[Records excerpted from a collection]
= = = = = = =

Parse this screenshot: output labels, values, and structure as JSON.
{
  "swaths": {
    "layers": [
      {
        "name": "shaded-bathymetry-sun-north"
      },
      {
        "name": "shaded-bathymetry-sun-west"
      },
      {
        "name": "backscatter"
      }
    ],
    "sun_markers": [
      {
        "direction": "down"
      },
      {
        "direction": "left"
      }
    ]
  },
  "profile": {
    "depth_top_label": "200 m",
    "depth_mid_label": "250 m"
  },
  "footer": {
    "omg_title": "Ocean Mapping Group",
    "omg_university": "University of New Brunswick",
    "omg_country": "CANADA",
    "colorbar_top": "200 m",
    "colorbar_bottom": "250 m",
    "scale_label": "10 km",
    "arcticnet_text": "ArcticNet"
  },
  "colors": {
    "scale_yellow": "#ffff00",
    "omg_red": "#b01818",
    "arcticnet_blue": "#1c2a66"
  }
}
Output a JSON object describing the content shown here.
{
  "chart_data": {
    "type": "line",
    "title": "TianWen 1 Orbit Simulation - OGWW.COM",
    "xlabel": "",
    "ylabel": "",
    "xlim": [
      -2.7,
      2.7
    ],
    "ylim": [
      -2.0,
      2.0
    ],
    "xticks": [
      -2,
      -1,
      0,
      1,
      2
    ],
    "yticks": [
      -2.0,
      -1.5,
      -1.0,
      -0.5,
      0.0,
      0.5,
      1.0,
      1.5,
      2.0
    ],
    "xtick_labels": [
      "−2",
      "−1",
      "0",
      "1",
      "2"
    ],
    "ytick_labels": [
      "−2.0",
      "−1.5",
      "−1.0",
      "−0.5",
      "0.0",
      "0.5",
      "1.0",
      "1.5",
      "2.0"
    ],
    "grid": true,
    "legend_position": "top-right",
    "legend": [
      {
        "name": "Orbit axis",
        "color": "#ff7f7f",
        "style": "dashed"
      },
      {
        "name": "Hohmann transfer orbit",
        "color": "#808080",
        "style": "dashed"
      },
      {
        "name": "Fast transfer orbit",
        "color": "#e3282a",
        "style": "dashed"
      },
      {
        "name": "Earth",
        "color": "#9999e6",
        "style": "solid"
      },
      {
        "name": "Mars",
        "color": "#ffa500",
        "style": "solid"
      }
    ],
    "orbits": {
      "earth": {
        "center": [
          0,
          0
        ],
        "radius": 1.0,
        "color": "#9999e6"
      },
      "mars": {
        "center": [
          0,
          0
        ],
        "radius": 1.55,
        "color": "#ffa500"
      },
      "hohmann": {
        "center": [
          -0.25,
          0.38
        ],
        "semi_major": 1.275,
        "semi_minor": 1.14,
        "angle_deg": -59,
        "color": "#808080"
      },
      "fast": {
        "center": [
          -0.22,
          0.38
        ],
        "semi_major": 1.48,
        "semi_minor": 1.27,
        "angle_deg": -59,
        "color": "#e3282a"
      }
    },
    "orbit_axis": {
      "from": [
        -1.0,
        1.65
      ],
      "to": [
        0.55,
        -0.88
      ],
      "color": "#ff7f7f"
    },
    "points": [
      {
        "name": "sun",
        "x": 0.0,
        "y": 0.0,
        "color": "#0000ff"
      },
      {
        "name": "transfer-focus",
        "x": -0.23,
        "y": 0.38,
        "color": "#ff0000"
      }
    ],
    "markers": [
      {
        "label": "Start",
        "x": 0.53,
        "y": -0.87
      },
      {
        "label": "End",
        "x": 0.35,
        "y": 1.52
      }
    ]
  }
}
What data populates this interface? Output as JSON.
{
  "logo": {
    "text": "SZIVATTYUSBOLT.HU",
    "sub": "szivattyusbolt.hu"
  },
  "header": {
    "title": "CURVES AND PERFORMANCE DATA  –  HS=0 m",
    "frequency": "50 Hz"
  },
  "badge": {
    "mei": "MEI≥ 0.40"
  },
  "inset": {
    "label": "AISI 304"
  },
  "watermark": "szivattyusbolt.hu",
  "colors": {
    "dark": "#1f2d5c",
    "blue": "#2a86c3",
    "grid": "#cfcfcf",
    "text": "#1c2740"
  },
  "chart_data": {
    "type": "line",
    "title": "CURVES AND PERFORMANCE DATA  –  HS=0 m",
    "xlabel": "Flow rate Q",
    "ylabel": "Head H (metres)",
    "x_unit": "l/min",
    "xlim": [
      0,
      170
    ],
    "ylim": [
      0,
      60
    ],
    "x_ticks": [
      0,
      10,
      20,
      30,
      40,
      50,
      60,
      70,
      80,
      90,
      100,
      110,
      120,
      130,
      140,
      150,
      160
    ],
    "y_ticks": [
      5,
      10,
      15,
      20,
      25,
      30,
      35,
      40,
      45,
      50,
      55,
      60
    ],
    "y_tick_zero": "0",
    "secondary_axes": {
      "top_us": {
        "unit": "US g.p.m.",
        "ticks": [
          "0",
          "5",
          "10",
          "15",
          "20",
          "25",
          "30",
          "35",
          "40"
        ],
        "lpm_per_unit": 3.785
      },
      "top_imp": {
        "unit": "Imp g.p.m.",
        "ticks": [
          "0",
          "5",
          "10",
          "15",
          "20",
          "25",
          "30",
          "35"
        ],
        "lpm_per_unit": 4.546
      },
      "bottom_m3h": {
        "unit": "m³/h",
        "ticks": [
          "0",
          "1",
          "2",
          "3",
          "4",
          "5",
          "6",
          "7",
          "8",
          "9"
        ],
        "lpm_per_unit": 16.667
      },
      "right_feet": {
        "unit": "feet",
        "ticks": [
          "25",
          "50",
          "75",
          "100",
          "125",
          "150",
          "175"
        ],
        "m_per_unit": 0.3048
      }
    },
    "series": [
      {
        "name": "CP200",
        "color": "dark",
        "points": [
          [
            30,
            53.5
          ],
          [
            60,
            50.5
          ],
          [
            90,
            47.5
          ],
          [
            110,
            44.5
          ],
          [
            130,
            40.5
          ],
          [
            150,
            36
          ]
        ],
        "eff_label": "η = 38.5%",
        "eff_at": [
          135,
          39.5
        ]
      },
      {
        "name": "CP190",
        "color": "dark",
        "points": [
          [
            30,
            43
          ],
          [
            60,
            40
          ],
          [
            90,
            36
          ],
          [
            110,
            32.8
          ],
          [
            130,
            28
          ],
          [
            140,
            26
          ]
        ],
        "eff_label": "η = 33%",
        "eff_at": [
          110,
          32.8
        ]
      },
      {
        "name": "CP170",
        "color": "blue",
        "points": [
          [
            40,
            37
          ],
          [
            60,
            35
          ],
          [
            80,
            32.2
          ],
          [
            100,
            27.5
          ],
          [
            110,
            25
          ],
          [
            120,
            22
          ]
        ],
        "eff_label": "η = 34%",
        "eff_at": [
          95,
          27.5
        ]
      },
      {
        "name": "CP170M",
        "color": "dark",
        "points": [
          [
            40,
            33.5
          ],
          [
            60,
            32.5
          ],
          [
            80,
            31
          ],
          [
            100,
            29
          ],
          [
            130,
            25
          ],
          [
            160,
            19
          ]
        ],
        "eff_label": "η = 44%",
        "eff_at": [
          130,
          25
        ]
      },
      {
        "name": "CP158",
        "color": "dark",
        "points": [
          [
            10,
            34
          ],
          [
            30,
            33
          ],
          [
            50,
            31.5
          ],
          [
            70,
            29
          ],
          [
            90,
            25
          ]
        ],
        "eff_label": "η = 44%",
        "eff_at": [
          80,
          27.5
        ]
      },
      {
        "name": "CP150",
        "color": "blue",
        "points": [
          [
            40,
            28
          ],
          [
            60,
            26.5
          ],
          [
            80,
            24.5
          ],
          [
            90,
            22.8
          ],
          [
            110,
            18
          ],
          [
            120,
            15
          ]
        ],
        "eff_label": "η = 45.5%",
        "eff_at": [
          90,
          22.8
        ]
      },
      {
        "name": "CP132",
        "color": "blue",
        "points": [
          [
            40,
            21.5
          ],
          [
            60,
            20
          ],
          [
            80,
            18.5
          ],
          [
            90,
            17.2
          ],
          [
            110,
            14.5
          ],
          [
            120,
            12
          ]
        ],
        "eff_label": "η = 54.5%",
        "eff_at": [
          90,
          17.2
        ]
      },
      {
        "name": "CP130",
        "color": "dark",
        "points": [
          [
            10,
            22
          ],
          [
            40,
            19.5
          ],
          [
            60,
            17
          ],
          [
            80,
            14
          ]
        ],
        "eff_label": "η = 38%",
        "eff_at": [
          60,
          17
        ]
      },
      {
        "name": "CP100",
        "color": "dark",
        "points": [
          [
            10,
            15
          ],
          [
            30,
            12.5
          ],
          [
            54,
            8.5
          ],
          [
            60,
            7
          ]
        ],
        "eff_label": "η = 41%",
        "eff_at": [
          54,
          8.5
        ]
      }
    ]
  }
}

= = = = = = =

■ **Exercise task**: Gather and copy every line of the data in which the string "JSON" is found.

■ **Correct response**:
Parse this screenshot: output labels, values, and structure as JSON.
Output a JSON object describing the content shown here.
What data populates this interface? Output as JSON.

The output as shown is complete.